WHAT YOU NEED TO DO | Output the records. Match them exactly.

* Begin DATA FOR THE TASK *

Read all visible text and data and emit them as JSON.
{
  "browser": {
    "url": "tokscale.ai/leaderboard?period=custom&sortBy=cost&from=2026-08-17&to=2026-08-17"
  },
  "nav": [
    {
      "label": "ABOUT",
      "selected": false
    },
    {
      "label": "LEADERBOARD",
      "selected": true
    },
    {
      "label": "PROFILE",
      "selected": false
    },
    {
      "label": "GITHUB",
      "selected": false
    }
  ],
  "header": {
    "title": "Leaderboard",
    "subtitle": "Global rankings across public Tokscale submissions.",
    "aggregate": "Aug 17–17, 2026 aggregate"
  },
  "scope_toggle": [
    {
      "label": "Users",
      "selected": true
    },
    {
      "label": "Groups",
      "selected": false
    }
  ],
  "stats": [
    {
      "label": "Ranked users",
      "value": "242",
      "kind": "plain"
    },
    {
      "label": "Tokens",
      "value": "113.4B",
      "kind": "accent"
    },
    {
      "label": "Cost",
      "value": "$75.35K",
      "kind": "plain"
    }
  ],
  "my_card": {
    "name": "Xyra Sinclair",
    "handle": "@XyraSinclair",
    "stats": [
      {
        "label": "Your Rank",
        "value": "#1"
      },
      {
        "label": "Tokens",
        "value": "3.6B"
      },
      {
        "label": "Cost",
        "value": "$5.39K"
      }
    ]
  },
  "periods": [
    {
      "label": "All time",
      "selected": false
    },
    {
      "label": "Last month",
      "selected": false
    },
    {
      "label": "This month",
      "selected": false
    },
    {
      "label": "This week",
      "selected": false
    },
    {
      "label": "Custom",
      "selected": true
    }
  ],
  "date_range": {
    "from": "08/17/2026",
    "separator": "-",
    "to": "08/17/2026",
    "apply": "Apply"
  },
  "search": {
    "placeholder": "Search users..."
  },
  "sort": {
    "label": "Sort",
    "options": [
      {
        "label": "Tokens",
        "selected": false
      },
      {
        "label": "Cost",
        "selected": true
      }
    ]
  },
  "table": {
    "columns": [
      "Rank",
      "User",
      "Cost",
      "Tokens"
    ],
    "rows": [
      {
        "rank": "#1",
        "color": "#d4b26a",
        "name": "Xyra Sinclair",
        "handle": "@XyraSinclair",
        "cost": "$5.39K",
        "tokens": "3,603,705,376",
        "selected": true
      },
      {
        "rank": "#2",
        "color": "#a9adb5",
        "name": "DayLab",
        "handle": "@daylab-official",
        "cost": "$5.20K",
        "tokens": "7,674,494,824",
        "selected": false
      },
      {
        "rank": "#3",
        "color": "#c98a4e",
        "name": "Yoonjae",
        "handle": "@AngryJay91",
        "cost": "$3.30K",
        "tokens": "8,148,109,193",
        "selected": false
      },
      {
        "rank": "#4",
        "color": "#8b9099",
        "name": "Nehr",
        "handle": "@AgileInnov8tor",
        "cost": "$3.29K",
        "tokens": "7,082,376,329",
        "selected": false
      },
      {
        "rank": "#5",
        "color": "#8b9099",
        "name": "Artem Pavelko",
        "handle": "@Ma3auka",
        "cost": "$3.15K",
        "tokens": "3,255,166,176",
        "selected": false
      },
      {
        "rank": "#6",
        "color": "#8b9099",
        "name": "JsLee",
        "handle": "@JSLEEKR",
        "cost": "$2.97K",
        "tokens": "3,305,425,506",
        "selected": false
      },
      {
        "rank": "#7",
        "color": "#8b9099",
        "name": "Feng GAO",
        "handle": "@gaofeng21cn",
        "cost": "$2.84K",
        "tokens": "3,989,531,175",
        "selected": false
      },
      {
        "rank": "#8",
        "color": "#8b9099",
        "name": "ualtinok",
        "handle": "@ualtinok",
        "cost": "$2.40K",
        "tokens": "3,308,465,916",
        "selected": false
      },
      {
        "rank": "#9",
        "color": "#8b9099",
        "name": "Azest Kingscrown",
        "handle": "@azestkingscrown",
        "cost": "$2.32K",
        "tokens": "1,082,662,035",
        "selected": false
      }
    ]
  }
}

* End DATA FOR THE TASK *

SOLUTION FOR THIS TASK |
Read all visible text and data and emit them as JSON.
{
  "browser": {
    "url": "tokscale.ai/leaderboard?period=custom&sortBy=cost&from=2026-08-17&to=2026-08-17"
  },
  "nav": [
    {
      "label": "ABOUT",
      "selected": false
    },
    {
      "label": "LEADERBOARD",
      "selected": true
    },
    {
      "label": "PROFILE",
      "selected": false
    },
    {
      "label": "GITHUB",
      "selected": false
    }
  ],
  "header": {
    "title": "Leaderboard",
    "subtitle": "Global rankings across public Tokscale submissions.",
    "aggregate": "Aug 17–17, 2026 aggregate"
  },
  "scope_toggle": [
    {
      "label": "Users",
      "selected": true
    },
    {
      "label": "Groups",
      "selected": false
    }
  ],
  "stats": [
    {
      "label": "Ranked users",
      "value": "242",
      "kind": "plain"
    },
    {
      "label": "Tokens",
      "value": "113.4B",
      "kind": "accent"
    },
    {
      "label": "Cost",
      "value": "$75.35K",
      "kind": "plain"
    }
  ],
  "my_card": {
    "name": "Xyra Sinclair",
    "handle": "@XyraSinclair",
    "stats": [
      {
        "label": "Your Rank",
        "value": "#1"
      },
      {
        "label": "Tokens",
        "value": "3.6B"
      },
      {
        "label": "Cost",
        "value": "$5.39K"
      }
    ]
  },
  "periods": [
    {
      "label": "All time",
      "selected": false
    },
    {
      "label": "Last month",
      "selected": false
    },
    {
      "label": "This month",
      "selected": false
    },
    {
      "label": "This week",
      "selected": false
    },
    {
      "label": "Custom",
      "selected": true
    }
  ],
  "date_range": {
    "from": "08/17/2026",
    "separator": "-",
    "to": "08/17/2026",
    "apply": "Apply"
  },
  "search": {
    "placeholder": "Search users..."
  },
  "sort": {
    "label": "Sort",
    "options": [
      {
        "label": "Tokens",
        "selected": false
      },
      {
        "label": "Cost",
        "selected": true
      }
    ]
  },
  "table": {
    "columns": [
      "Rank",
      "User",
      "Cost",
      "Tokens"
    ],
    "rows": [
      {
        "rank": "#1",
        "color": "#d4b26a",
        "name": "Xyra Sinclair",
        "handle": "@XyraSinclair",
        "cost": "$5.39K",
        "tokens": "3,603,705,376",
        "selected": true
      },
      {
        "rank": "#2",
        "color": "#a9adb5",
        "name": "DayLab",
        "handle": "@daylab-official",
        "cost": "$5.20K",
        "tokens": "7,674,494,824",
        "selected": false
      },
      {
        "rank": "#3",
        "color": "#c98a4e",
        "name": "Yoonjae",
        "handle": "@AngryJay91",
        "cost": "$3.30K",
        "tokens": "8,148,109,193",
        "selected": false
      },
      {
        "rank": "#4",
        "color": "#8b9099",
        "name": "Nehr",
        "handle": "@AgileInnov8tor",
        "cost": "$3.29K",
        "tokens": "7,082,376,329",
        "selected": false
      },
      {
        "rank": "#5",
        "color": "#8b9099",
        "name": "Artem Pavelko",
        "handle": "@Ma3auka",
        "cost": "$3.15K",
        "tokens": "3,255,166,176",
        "selected": false
      },
      {
        "rank": "#6",
        "color": "#8b9099",
        "name": "JsLee",
        "handle": "@JSLEEKR",
        "cost": "$2.97K",
        "tokens": "3,305,425,506",
        "selected": false
      },
      {
        "rank": "#7",
        "color": "#8b9099",
        "name": "Feng GAO",
        "handle": "@gaofeng21cn",
        "cost": "$2.84K",
        "tokens": "3,989,531,175",
        "selected": false
      },
      {
        "rank": "#8",
        "color": "#8b9099",
        "name": "ualtinok",
        "handle": "@ualtinok",
        "cost": "$2.40K",
        "tokens": "3,308,465,916",
        "selected": false
      },
      {
        "rank": "#9",
        "color": "#8b9099",
        "name": "Azest Kingscrown",
        "handle": "@azestkingscrown",
        "cost": "$2.32K",
        "tokens": "1,082,662,035",
        "selected": false
      }
    ]
  }
}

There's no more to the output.